● Extracted data:
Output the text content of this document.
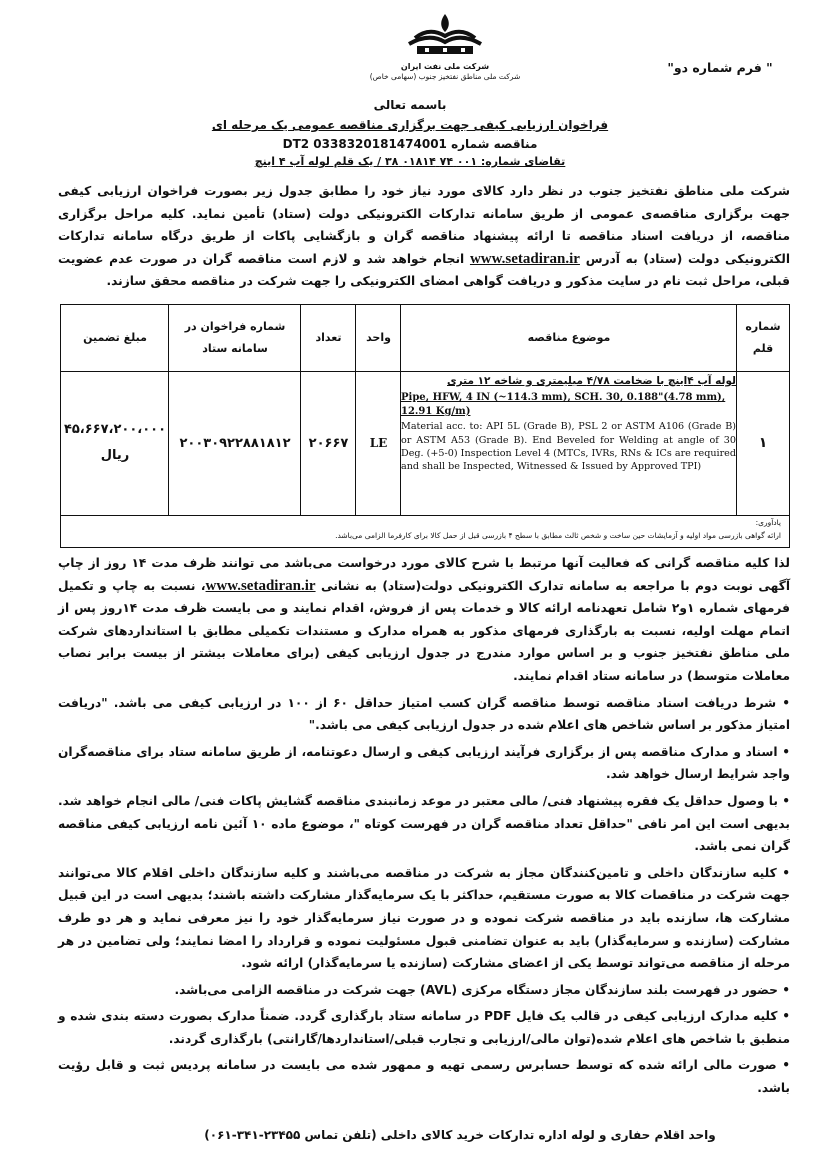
" فرم شماره دو"
شرکت ملی نفت ایران
شرکت ملی مناطق نفتخیز جنوب (سهامی خاص)
باسمه تعالی
فراخوان ارزیابی کیفی جهت برگزاری مناقصه عمومی یک مرحله ای
مناقصه شماره 0338320181474001 DT2
تقاضای شماره: ۰۰۱ ۷۴ ۰۱۸۱۴ ۳۸ / یک قلم لوله آب ۴ اینچ
شرکت ملی مناطق نفتخیز جنوب در نظر دارد کالای مورد نیاز خود را مطابق جدول زیر بصورت فراخوان ارزیابی کیفی جهت برگزاری مناقصه‌ی عمومی از طریق سامانه تدارکات الکترونیکی دولت (ستاد) تأمین نماید. کلیه مراحل برگزاری مناقصه، از دریافت اسناد مناقصه تا ارائه پیشنهاد مناقصه گران و بازگشایی پاکات از طریق درگاه سامانه تدارکات الکترونیکی دولت (ستاد) به آدرس www.setadiran.ir انجام خواهد شد و لازم است مناقصه گران در صورت عدم عضویت قبلی، مراحل ثبت نام در سایت مذکور و دریافت گواهی امضای الکترونیکی را جهت شرکت در مناقصه محقق سازند.
شماره قلم
موضوع مناقصه
واحد
تعداد
شماره فراخوان در سامانه ستاد
مبلغ تضمین
۱
لوله آب ۴اینچ با ضخامت ۴/۷۸ میلیمتری و شاخه ۱۲ متری
Pipe, HFW, 4 IN (~114.3 mm), SCH. 30, 0.188"(4.78 mm), 12.91 Kg/m)
Material acc. to: API 5L (Grade B), PSL 2 or ASTM A106 (Grade B) or ASTM A53 (Grade B). End Beveled for Welding at angle of 30 Deg. (+5-0) Inspection Level 4 (MTCs, IVRs, RNs & ICs are required and shall be Inspected, Witnessed & Issued by Approved TPI)
LE
۲۰۶۶۷
۲۰۰۳۰۹۲۲۸۸۱۸۱۲
۴۵،۶۶۷،۲۰۰،۰۰۰
ریال
یادآوری:
ارائه گواهی بازرسی مواد اولیه و آزمایشات حین ساخت و شخص ثالث مطابق با سطح ۴ بازرسی قبل از حمل کالا برای کارفرما الزامی می‌باشد.

لذا کلیه مناقصه گرانی که فعالیت آنها مرتبط با شرح کالای مورد درخواست می‌باشد می توانند ظرف مدت ۱۴ روز از چاپ آگهی نوبت دوم با مراجعه به سامانه تدارک الکترونیکی دولت(ستاد) به نشانی www.setadiran.ir، نسبت به چاپ و تکمیل فرمهای شماره ۱و۲ شامل تعهدنامه ارائه کالا و خدمات پس از فروش، اقدام نمایند و می بایست ظرف مدت ۱۴روز پس از اتمام مهلت اولیه، نسبت به بارگذاری فرمهای مذکور به همراه مدارک و مستندات تکمیلی مطابق با استانداردهای شرکت ملی مناطق نفتخیز جنوب و بر اساس موارد مندرج در جدول ارزیابی کیفی (برای معاملات بیشتر از بیست برابر نصاب معاملات متوسط) در سامانه ستاد اقدام نمایند.

• شرط دریافت اسناد مناقصه توسط مناقصه گران کسب امتیاز حداقل ۶۰ از ۱۰۰ در ارزیابی کیفی می باشد. "دریافت امتیاز مذکور بر اساس شاخص های اعلام شده در جدول ارزیابی کیفی می باشد."

• اسناد و مدارک مناقصه پس از برگزاری فرآیند ارزیابی کیفی و ارسال دعوتنامه، از طریق سامانه ستاد برای مناقصه‌گران واجد شرایط ارسال خواهد شد.

• با وصول حداقل یک فقره پیشنهاد فنی/ مالی معتبر در موعد زمانبندی مناقصه گشایش پاکات فنی/ مالی انجام خواهد شد. بدیهی است این امر نافی "حداقل تعداد مناقصه گران در فهرست کوتاه "، موضوع ماده ۱۰ آئین نامه ارزیابی کیفی مناقصه گران نمی باشد.

• کلیه سازندگان داخلی و تامین‌کنندگان مجاز به شرکت در مناقصه می‌باشند و کلیه سازندگان داخلی اقلام کالا می‌توانند جهت شرکت در مناقصات کالا به صورت مستقیم، حداکثر با یک سرمایه‌گذار مشارکت داشته باشند؛ بدیهی است در این قبیل مشارکت ها، سازنده باید در مناقصه شرکت نموده و در صورت نیاز سرمایه‌گذار خود را نیز معرفی نماید و هر دو طرف مشارکت (سازنده و سرمایه‌گذار) باید به عنوان تضامنی قبول مسئولیت نموده و قرارداد را امضا نمایند؛ ولی تضامین در هر مرحله از مناقصه می‌تواند توسط یکی از اعضای مشارکت (سازنده یا سرمایه‌گذار) ارائه شود.

• حضور در فهرست بلند سازندگان مجاز دستگاه مرکزی (AVL) جهت شرکت در مناقصه الزامی می‌باشد.

• کلیه مدارک ارزیابی کیفی در قالب یک فایل PDF در سامانه ستاد بارگذاری گردد. ضمناً مدارک بصورت دسته بندی شده و منطبق با شاخص های اعلام شده(توان مالی/ارزیابی و تجارب قبلی/استانداردها/گارانتی) بارگذاری گردند.

• صورت مالی ارائه شده که توسط حسابرس رسمی تهیه و ممهور شده می بایست در سامانه پردیس ثبت و قابل رؤیت باشد.

واحد اقلام حفاری و لوله اداره تدارکات خرید کالای داخلی (تلفن تماس ۲۳۴۵۵-۳۴۱-۰۶۱)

● Instruction:
Drop the images and quote the entries word for word.

● Solution for this exercise:
Output the text content of this document.
" فرم شماره دو"
شرکت ملی نفت ایران
شرکت ملی مناطق نفتخیز جنوب (سهامی خاص)
باسمه تعالی
فراخوان ارزیابی کیفی جهت برگزاری مناقصه عمومی یک مرحله ای
مناقصه شماره 0338320181474001 DT2
تقاضای شماره: ۰۰۱ ۷۴ ۰۱۸۱۴ ۳۸ / یک قلم لوله آب ۴ اینچ
شرکت ملی مناطق نفتخیز جنوب در نظر دارد کالای مورد نیاز خود را مطابق جدول زیر بصورت فراخوان ارزیابی کیفی جهت برگزاری مناقصه‌ی عمومی از طریق سامانه تدارکات الکترونیکی دولت (ستاد) تأمین نماید. کلیه مراحل برگزاری مناقصه، از دریافت اسناد مناقصه تا ارائه پیشنهاد مناقصه گران و بازگشایی پاکات از طریق درگاه سامانه تدارکات الکترونیکی دولت (ستاد) به آدرس www.setadiran.ir انجام خواهد شد و لازم است مناقصه گران در صورت عدم عضویت قبلی، مراحل ثبت نام در سایت مذکور و دریافت گواهی امضای الکترونیکی را جهت شرکت در مناقصه محقق سازند.
شماره قلم
موضوع مناقصه
واحد
تعداد
شماره فراخوان در سامانه ستاد
مبلغ تضمین
۱
لوله آب ۴اینچ با ضخامت ۴/۷۸ میلیمتری و شاخه ۱۲ متری
Pipe, HFW, 4 IN (~114.3 mm), SCH. 30, 0.188"(4.78 mm), 12.91 Kg/m)
Material acc. to: API 5L (Grade B), PSL 2 or ASTM A106 (Grade B) or ASTM A53 (Grade B). End Beveled for Welding at angle of 30 Deg. (+5-0) Inspection Level 4 (MTCs, IVRs, RNs & ICs are required and shall be Inspected, Witnessed & Issued by Approved TPI)
LE
۲۰۶۶۷
۲۰۰۳۰۹۲۲۸۸۱۸۱۲
۴۵،۶۶۷،۲۰۰،۰۰۰
ریال
یادآوری:
ارائه گواهی بازرسی مواد اولیه و آزمایشات حین ساخت و شخص ثالث مطابق با سطح ۴ بازرسی قبل از حمل کالا برای کارفرما الزامی می‌باشد.

لذا کلیه مناقصه گرانی که فعالیت آنها مرتبط با شرح کالای مورد درخواست می‌باشد می توانند ظرف مدت ۱۴ روز از چاپ آگهی نوبت دوم با مراجعه به سامانه تدارک الکترونیکی دولت(ستاد) به نشانی www.setadiran.ir، نسبت به چاپ و تکمیل فرمهای شماره ۱و۲ شامل تعهدنامه ارائه کالا و خدمات پس از فروش، اقدام نمایند و می بایست ظرف مدت ۱۴روز پس از اتمام مهلت اولیه، نسبت به بارگذاری فرمهای مذکور به همراه مدارک و مستندات تکمیلی مطابق با استانداردهای شرکت ملی مناطق نفتخیز جنوب و بر اساس موارد مندرج در جدول ارزیابی کیفی (برای معاملات بیشتر از بیست برابر نصاب معاملات متوسط) در سامانه ستاد اقدام نمایند.

• شرط دریافت اسناد مناقصه توسط مناقصه گران کسب امتیاز حداقل ۶۰ از ۱۰۰ در ارزیابی کیفی می باشد. "دریافت امتیاز مذکور بر اساس شاخص های اعلام شده در جدول ارزیابی کیفی می باشد."

• اسناد و مدارک مناقصه پس از برگزاری فرآیند ارزیابی کیفی و ارسال دعوتنامه، از طریق سامانه ستاد برای مناقصه‌گران واجد شرایط ارسال خواهد شد.

• با وصول حداقل یک فقره پیشنهاد فنی/ مالی معتبر در موعد زمانبندی مناقصه گشایش پاکات فنی/ مالی انجام خواهد شد. بدیهی است این امر نافی "حداقل تعداد مناقصه گران در فهرست کوتاه "، موضوع ماده ۱۰ آئین نامه ارزیابی کیفی مناقصه گران نمی باشد.

• کلیه سازندگان داخلی و تامین‌کنندگان مجاز به شرکت در مناقصه می‌باشند و کلیه سازندگان داخلی اقلام کالا می‌توانند جهت شرکت در مناقصات کالا به صورت مستقیم، حداکثر با یک سرمایه‌گذار مشارکت داشته باشند؛ بدیهی است در این قبیل مشارکت ها، سازنده باید در مناقصه شرکت نموده و در صورت نیاز سرمایه‌گذار خود را نیز معرفی نماید و هر دو طرف مشارکت (سازنده و سرمایه‌گذار) باید به عنوان تضامنی قبول مسئولیت نموده و قرارداد را امضا نمایند؛ ولی تضامین در هر مرحله از مناقصه می‌تواند توسط یکی از اعضای مشارکت (سازنده یا سرمایه‌گذار) ارائه شود.

• حضور در فهرست بلند سازندگان مجاز دستگاه مرکزی (AVL) جهت شرکت در مناقصه الزامی می‌باشد.

• کلیه مدارک ارزیابی کیفی در قالب یک فایل PDF در سامانه ستاد بارگذاری گردد. ضمناً مدارک بصورت دسته بندی شده و منطبق با شاخص های اعلام شده(توان مالی/ارزیابی و تجارب قبلی/استانداردها/گارانتی) بارگذاری گردند.

• صورت مالی ارائه شده که توسط حسابرس رسمی تهیه و ممهور شده می بایست در سامانه پردیس ثبت و قابل رؤیت باشد.

واحد اقلام حفاری و لوله اداره تدارکات خرید کالای داخلی (تلفن تماس ۲۳۴۵۵-۳۴۱-۰۶۱)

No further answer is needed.